▶ **Selected extract**:
# # # # # # #
Evidence of custom and usage

In this case Webster J gave the following three reasons why, on the balance of probabilities, he accepted the plaintiff’s evidence as to custom and usage at the factory:

        It would have been unreasonable for the Board to have allowed absences for sickness but not for other reasons. In particular, it would have been unreasonable in Tonga to refuse an absence for the funeral of a very close relative.
        It was in the Board’s own interest to allow reasonable absence with a relief as this was less disruptive than absence for sickness without a relief.
        If the practice of allowing absence with a relief had been suspended the plaintiff clearly did not know about it.

The first reason is a good example of judicial notice being taken of the circumstances of a particular country. It also demonstrates the importance of ensuring that the judiciary is knowledgeable about social and cultural factors operating in the country in which they are weighing evidence. Such knowledge is also essential in order to be able to properly decide on the applicability of introduced law (introduced law will not apply if there is a local statute on point, Civil Law Act 1966, S3). This is because English common law and equity and English legislation is only to be applied in Tonga ‘so far as the circumstances of the Kingdom and of its inhabitants permit and subject to such qualifications as local circumstances render necessary’ (S3 Civil Law Act 1966).
# # # # # # #
▶ **Given data**:
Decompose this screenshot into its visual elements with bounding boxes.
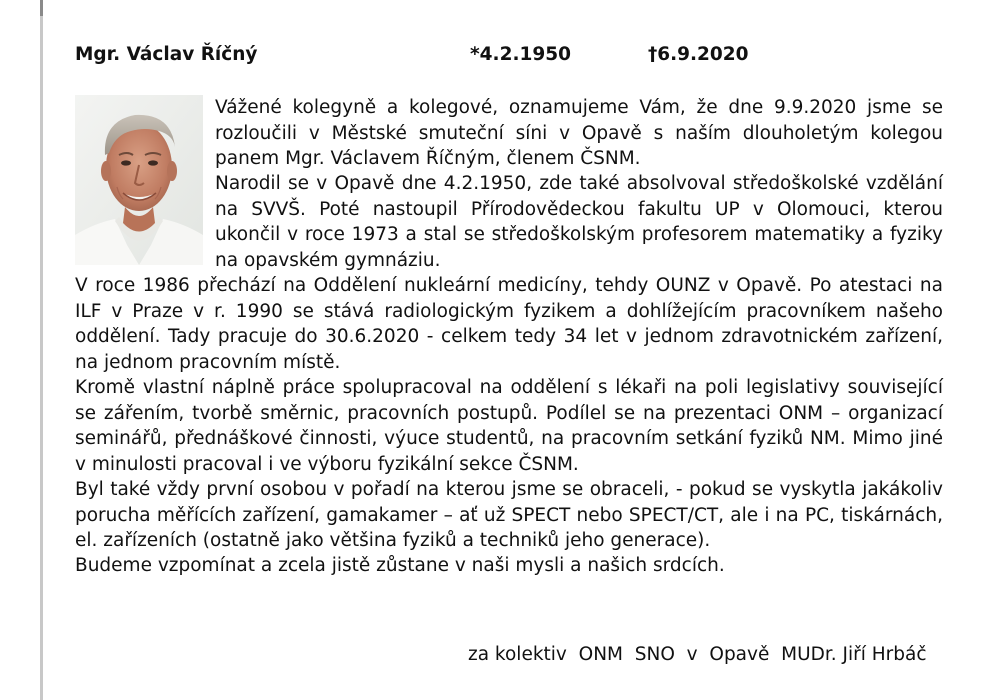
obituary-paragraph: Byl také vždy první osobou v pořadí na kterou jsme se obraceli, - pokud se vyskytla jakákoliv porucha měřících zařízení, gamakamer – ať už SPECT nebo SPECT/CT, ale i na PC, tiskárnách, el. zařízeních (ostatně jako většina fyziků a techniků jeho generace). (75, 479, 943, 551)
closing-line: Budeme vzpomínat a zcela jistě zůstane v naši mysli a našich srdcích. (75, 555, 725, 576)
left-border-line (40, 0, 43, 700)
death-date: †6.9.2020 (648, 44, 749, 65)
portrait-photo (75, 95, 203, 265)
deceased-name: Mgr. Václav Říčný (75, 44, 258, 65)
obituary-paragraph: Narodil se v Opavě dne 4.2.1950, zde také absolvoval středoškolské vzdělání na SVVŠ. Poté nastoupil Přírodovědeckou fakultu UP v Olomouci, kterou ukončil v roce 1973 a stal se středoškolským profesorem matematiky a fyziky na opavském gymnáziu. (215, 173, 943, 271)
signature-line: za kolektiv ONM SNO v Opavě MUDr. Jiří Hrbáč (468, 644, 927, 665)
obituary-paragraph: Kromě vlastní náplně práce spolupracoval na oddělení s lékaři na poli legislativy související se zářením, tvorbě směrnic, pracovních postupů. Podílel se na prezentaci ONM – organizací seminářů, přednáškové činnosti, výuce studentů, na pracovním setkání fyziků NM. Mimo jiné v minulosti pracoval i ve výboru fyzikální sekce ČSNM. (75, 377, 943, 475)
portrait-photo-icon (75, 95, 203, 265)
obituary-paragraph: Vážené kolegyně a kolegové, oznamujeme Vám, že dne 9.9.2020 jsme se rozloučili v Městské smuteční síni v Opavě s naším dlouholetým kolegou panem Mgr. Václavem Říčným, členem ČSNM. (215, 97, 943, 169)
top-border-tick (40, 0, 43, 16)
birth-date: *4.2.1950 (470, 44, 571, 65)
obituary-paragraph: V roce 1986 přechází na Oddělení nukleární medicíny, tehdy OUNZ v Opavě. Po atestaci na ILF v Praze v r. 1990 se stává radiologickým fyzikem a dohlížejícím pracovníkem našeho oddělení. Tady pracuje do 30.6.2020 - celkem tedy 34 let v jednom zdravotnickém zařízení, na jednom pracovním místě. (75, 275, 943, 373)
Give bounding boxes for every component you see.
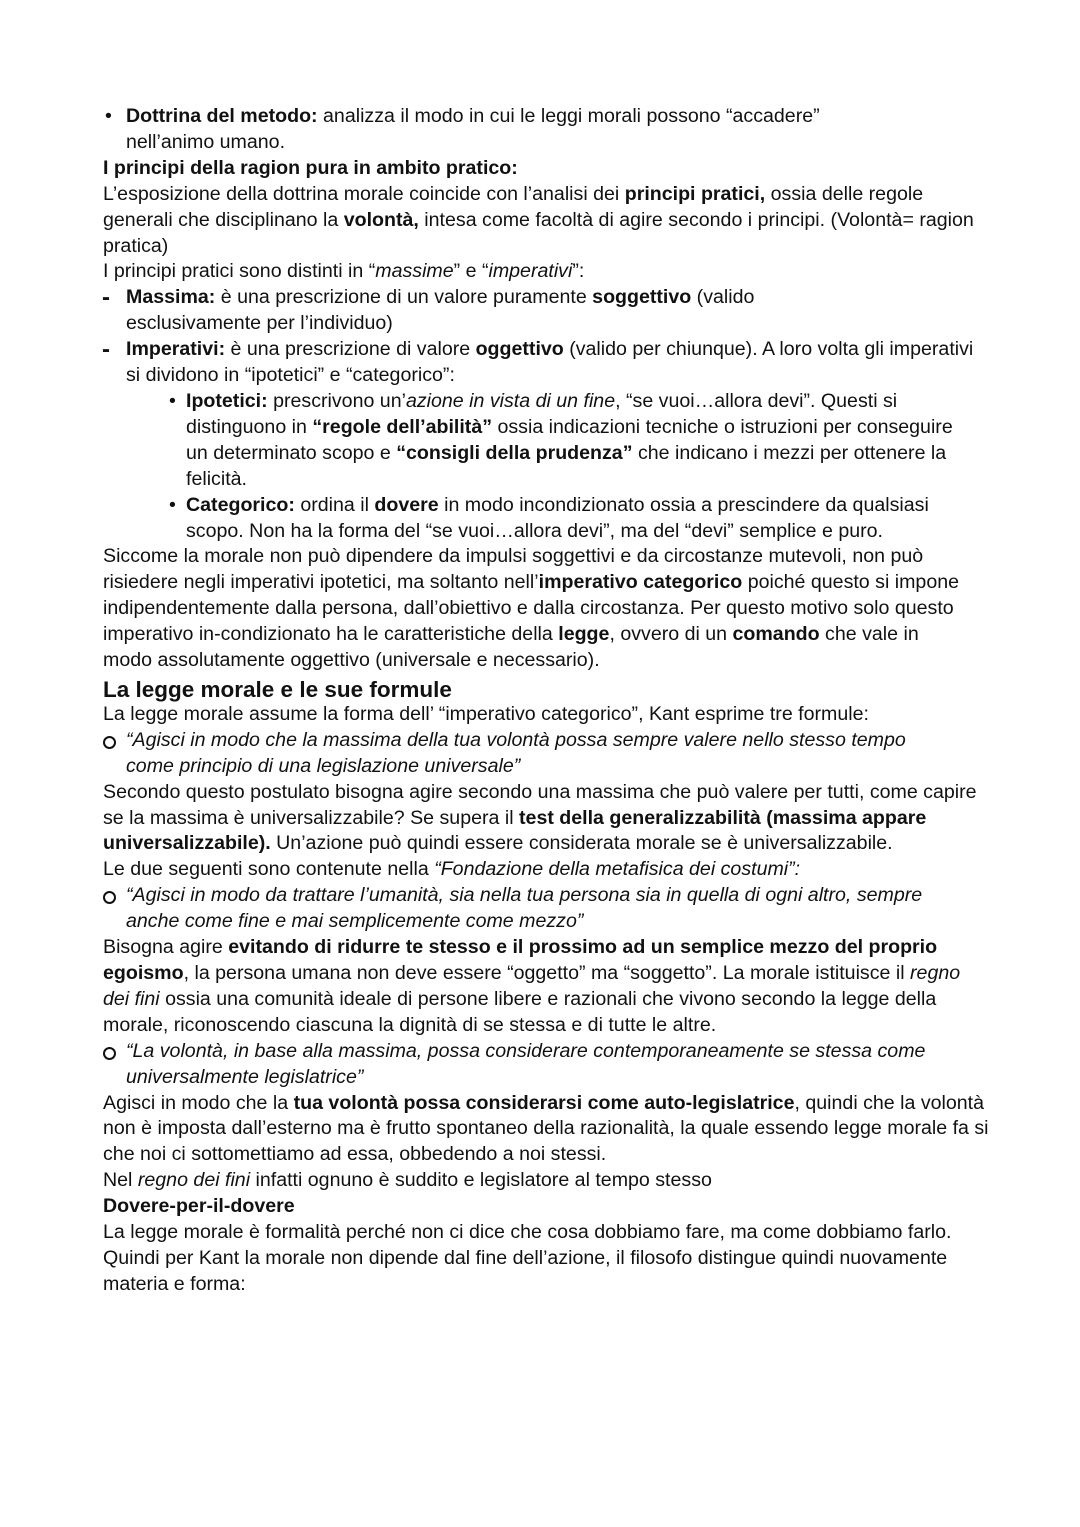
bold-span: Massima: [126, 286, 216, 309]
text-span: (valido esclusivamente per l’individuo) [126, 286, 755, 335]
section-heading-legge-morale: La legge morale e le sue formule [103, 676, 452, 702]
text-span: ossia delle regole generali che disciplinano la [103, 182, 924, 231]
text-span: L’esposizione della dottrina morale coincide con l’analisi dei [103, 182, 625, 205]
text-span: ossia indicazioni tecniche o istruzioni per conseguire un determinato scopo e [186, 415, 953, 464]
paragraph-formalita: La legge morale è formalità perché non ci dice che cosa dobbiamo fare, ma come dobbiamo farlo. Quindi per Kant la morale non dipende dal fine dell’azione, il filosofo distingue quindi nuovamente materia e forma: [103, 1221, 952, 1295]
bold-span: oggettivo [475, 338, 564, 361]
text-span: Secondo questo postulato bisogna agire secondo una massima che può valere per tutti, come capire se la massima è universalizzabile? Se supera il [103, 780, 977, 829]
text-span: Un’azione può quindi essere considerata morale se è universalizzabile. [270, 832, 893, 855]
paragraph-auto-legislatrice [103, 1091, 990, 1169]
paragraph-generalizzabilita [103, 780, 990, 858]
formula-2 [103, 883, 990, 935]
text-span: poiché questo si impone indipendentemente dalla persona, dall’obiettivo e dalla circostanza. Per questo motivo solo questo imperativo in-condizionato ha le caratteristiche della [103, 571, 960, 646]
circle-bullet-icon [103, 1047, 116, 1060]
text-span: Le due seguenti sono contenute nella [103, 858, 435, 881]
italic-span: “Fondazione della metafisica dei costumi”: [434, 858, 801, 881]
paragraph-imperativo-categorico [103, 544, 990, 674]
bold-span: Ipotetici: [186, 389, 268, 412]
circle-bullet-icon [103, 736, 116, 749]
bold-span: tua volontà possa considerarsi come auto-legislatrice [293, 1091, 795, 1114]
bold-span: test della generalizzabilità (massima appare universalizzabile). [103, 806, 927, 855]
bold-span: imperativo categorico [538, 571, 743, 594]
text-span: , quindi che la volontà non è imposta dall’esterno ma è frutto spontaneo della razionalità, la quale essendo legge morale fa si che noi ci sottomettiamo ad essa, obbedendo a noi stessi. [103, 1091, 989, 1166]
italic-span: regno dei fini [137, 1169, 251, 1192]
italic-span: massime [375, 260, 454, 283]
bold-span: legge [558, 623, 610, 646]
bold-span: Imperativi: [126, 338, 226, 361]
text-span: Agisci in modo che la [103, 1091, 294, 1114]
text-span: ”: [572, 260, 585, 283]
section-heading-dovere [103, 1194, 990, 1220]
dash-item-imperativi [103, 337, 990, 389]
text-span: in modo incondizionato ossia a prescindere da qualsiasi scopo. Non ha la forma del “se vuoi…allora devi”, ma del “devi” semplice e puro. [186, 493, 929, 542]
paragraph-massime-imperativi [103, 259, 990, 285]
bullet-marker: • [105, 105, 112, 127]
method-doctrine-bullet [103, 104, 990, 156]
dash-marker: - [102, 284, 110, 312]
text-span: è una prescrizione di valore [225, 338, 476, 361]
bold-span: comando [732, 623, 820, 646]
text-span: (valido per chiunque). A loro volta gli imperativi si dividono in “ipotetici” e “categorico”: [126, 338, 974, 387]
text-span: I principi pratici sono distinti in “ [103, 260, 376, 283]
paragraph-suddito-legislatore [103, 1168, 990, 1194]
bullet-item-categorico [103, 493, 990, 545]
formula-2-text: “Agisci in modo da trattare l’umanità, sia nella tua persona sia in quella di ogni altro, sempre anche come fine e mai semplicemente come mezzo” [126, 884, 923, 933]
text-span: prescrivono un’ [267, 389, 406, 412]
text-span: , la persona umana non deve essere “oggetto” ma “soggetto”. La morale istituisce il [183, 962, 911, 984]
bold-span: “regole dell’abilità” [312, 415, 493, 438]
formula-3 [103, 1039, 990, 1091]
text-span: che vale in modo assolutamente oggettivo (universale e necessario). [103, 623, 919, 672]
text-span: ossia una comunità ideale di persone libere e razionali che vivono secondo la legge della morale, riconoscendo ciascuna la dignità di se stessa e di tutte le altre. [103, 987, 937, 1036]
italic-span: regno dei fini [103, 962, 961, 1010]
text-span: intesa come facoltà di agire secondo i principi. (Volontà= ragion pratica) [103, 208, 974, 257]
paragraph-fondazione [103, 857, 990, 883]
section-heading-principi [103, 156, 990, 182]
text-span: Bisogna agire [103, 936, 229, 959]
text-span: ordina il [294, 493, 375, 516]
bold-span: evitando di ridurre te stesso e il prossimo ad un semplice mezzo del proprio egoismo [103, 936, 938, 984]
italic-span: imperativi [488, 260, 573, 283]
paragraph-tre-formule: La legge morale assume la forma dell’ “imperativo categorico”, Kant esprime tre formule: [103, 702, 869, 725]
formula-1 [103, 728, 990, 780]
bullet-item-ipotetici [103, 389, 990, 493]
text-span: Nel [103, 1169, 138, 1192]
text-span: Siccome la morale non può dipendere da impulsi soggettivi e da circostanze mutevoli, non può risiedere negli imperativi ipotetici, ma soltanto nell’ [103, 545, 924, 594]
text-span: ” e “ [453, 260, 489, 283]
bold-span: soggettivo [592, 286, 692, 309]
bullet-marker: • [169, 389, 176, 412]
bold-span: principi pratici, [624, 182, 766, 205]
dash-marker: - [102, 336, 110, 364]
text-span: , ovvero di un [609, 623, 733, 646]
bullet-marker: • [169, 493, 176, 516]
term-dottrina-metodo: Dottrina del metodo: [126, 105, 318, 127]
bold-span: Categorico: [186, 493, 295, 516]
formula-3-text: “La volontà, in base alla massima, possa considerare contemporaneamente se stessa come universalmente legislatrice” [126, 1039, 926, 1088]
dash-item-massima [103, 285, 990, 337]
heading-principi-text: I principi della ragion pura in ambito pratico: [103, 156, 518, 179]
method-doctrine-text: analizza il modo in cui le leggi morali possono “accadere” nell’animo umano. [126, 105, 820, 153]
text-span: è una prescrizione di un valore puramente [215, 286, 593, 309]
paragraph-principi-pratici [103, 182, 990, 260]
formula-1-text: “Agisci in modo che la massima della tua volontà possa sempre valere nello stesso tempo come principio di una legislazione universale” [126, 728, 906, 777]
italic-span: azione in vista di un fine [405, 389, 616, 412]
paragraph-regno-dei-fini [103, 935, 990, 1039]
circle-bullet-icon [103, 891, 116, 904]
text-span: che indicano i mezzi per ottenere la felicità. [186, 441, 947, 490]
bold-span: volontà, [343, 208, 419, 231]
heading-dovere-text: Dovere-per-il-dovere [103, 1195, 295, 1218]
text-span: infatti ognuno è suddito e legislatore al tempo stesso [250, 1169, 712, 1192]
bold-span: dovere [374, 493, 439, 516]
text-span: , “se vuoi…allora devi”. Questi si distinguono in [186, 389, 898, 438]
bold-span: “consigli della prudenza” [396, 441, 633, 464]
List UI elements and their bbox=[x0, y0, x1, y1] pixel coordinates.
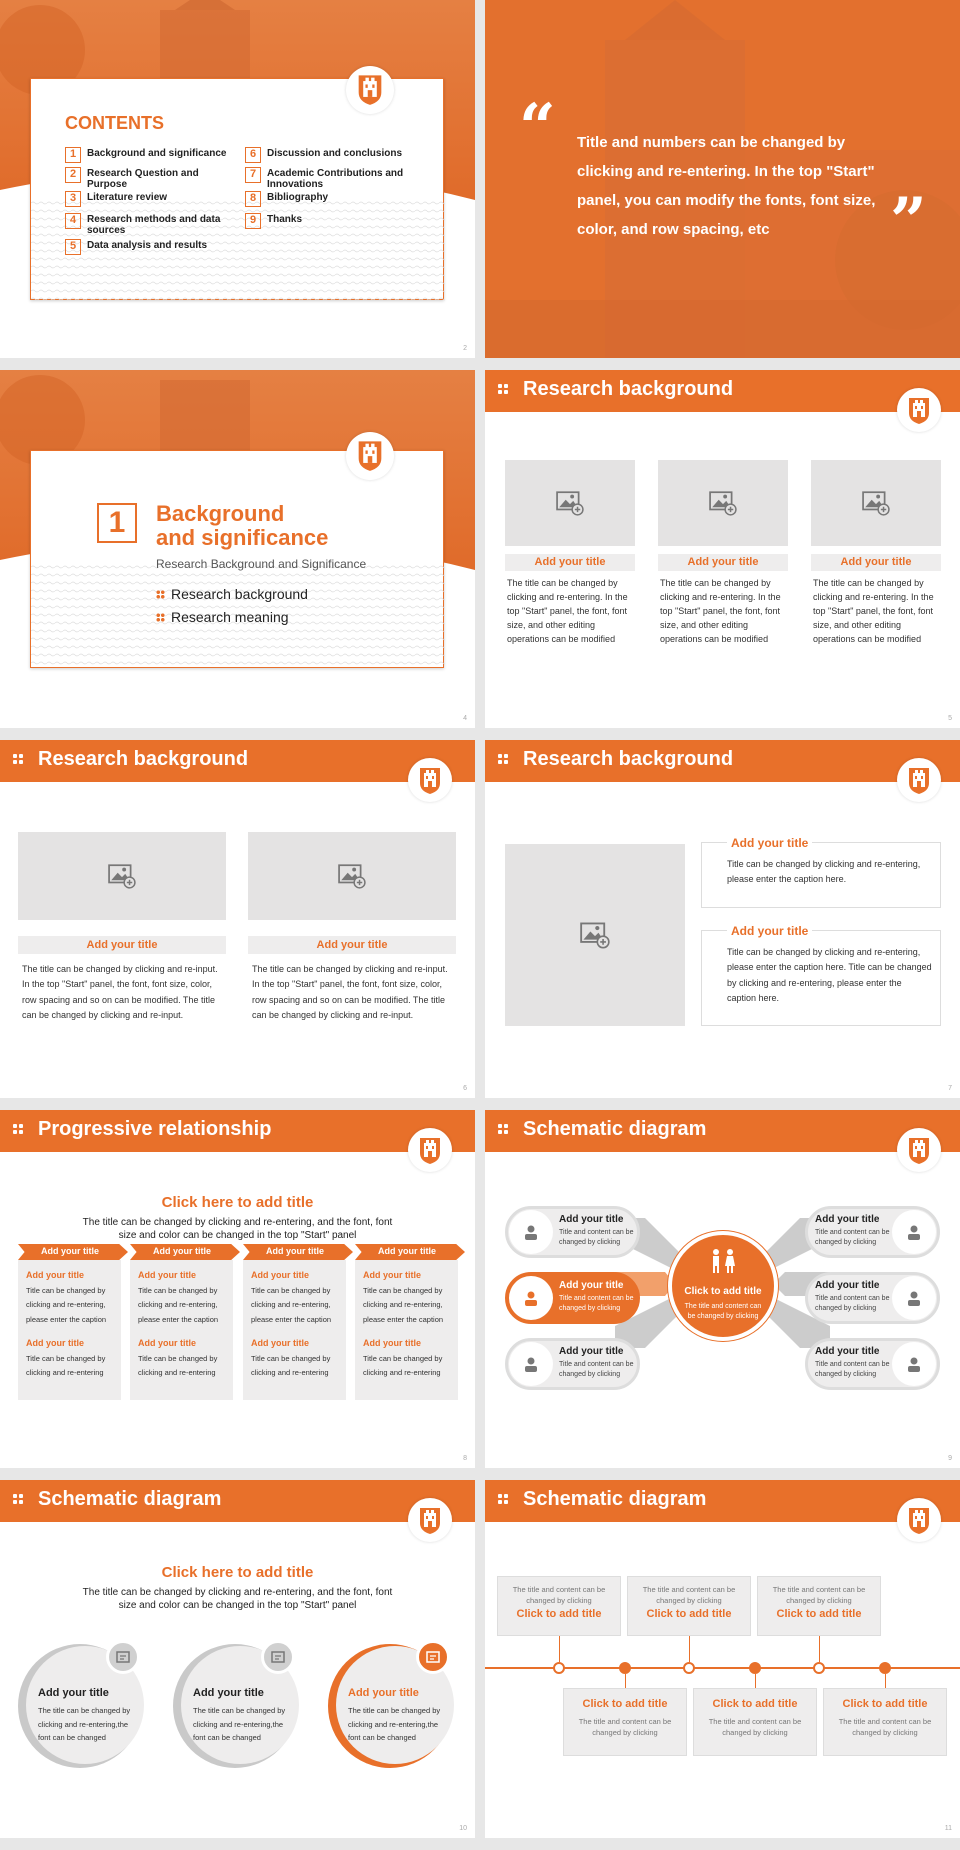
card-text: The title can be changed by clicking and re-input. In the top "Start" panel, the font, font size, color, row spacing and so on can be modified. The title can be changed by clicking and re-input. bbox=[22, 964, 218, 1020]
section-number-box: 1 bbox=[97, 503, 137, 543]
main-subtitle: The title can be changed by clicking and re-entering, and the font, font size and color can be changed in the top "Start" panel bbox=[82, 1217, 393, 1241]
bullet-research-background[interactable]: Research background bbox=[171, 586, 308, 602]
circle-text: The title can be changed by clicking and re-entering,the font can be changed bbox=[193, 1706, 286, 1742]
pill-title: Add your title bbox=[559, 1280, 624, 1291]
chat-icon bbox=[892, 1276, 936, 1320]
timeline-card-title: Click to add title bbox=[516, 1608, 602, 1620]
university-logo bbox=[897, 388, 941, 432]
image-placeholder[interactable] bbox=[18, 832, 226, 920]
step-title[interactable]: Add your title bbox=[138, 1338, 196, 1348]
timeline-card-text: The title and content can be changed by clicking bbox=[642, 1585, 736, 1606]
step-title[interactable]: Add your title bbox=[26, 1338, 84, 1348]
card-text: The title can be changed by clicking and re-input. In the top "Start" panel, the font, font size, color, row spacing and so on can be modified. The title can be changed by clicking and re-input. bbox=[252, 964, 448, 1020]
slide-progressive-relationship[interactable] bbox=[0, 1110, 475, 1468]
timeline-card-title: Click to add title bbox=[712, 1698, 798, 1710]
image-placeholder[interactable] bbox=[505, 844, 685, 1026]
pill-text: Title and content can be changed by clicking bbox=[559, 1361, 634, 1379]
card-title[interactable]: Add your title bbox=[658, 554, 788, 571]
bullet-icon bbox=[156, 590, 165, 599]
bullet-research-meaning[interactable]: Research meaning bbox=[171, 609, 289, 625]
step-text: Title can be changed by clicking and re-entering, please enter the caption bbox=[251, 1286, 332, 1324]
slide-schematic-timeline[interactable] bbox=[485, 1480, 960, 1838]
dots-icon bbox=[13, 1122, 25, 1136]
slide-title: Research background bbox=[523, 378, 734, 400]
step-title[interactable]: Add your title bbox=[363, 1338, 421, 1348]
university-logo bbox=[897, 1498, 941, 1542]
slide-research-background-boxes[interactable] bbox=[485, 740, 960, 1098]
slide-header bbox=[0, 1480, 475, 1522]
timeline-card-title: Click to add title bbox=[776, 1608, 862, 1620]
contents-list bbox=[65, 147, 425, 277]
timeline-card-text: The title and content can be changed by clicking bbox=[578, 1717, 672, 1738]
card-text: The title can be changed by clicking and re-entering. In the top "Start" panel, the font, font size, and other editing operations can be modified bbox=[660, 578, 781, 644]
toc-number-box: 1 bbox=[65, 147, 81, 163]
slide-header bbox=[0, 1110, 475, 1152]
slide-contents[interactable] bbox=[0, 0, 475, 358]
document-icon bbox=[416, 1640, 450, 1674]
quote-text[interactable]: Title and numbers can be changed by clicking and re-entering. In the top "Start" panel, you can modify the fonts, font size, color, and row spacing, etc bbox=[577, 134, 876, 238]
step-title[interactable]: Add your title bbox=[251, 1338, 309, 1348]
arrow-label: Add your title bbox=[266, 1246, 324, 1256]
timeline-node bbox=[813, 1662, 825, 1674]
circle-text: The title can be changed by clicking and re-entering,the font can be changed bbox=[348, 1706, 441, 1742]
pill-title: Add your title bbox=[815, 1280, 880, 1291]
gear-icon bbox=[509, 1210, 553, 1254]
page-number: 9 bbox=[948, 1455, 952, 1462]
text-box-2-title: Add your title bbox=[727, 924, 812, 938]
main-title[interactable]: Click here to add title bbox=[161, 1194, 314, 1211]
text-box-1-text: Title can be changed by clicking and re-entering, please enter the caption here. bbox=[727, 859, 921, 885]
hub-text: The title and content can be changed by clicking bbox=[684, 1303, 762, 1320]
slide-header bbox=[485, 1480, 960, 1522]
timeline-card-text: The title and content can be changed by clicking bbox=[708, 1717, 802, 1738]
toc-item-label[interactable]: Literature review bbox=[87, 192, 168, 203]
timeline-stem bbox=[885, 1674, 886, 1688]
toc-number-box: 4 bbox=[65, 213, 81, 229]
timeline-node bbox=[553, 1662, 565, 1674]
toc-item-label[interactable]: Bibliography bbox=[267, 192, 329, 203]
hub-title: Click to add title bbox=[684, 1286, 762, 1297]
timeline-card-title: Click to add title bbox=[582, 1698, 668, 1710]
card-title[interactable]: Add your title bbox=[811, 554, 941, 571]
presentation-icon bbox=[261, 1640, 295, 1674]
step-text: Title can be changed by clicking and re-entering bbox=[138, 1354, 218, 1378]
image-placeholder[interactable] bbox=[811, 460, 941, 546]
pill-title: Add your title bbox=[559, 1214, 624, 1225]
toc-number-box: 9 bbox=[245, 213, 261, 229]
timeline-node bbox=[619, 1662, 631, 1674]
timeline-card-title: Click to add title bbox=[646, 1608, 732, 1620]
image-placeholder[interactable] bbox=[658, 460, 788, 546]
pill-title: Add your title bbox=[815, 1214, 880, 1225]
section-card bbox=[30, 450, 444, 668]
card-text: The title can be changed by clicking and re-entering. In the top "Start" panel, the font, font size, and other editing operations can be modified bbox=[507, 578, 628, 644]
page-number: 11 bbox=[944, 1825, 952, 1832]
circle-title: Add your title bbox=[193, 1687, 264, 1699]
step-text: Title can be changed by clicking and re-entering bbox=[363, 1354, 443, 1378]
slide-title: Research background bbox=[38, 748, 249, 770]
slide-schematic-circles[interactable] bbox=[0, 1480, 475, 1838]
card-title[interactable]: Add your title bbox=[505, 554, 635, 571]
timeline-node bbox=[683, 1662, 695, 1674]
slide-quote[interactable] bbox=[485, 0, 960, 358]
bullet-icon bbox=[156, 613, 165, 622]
# # # # # # #
▶ **Work to do**:
**1.** Set down the part of the passage on evidence of custom and usage starting with "If the practice" and going on through "Law Act 1966).", word for word.
**2.** From the entries, pull out the lines starting with the line with "964, 218, 1020]" and going on through the line with "pill-text: Title and", and reproduce them unchanged.

▶ **Answers per task**:
**1.**
If the practice of allowing absence with a relief had been suspended the plaintiff clearly did not know about it.

The first reason is a good example of judicial notice being taken of the circumstances of a particular country. It also demonstrates the importance of ensuring that the judiciary is knowledgeable about social and cultural factors operating in the country in which they are weighing evidence. Such knowledge is also essential in order to be able to properly decide on the applicability of introduced law (introduced law will not apply if there is a local statute on point, Civil Law Act 1966, S3). This is because English common law and equity and English legislation is only to be applied in Tonga ‘so far as the circumstances of the Kingdom and of its inhabitants permit and subject to such qualifications as local circumstances render necessary’ (S3 Civil Law Act 1966).

**2.**
card-text: The title can be changed by clicking and re-input. In the top "Start" panel, the font, font size, color, row spacing and so on can be modified. The title can be changed by clicking and re-input. bbox=[22, 964, 218, 1020]
section-number-box: 1 bbox=[97, 503, 137, 543]
main-subtitle: The title can be changed by clicking and re-entering, and the font, font size and color can be changed in the top "Start" panel bbox=[82, 1217, 393, 1241]
bullet-research-background[interactable]: Research background bbox=[171, 586, 308, 602]
circle-text: The title can be changed by clicking and re-entering,the font can be changed bbox=[193, 1706, 286, 1742]
pill-title: Add your title bbox=[559, 1280, 624, 1291]
chat-icon bbox=[892, 1276, 936, 1320]
timeline-card-title: Click to add title bbox=[516, 1608, 602, 1620]
university-logo bbox=[897, 388, 941, 432]
image-placeholder[interactable] bbox=[18, 832, 226, 920]
step-title[interactable]: Add your title bbox=[138, 1338, 196, 1348]
timeline-card-text: The title and content can be changed by clicking bbox=[642, 1585, 736, 1606]
step-title[interactable]: Add your title bbox=[26, 1338, 84, 1348]
card-text: The title can be changed by clicking and re-input. In the top "Start" panel, the font, font size, color, row spacing and so on can be modified. The title can be changed by clicking and re-input. bbox=[252, 964, 448, 1020]
slide-progressive-relationship[interactable] bbox=[0, 1110, 475, 1468]
timeline-card-title: Click to add title bbox=[712, 1698, 798, 1710]
image-placeholder[interactable] bbox=[505, 844, 685, 1026]
pill-text: Title and content can be changed by clicking bbox=[559, 1361, 634, 1379]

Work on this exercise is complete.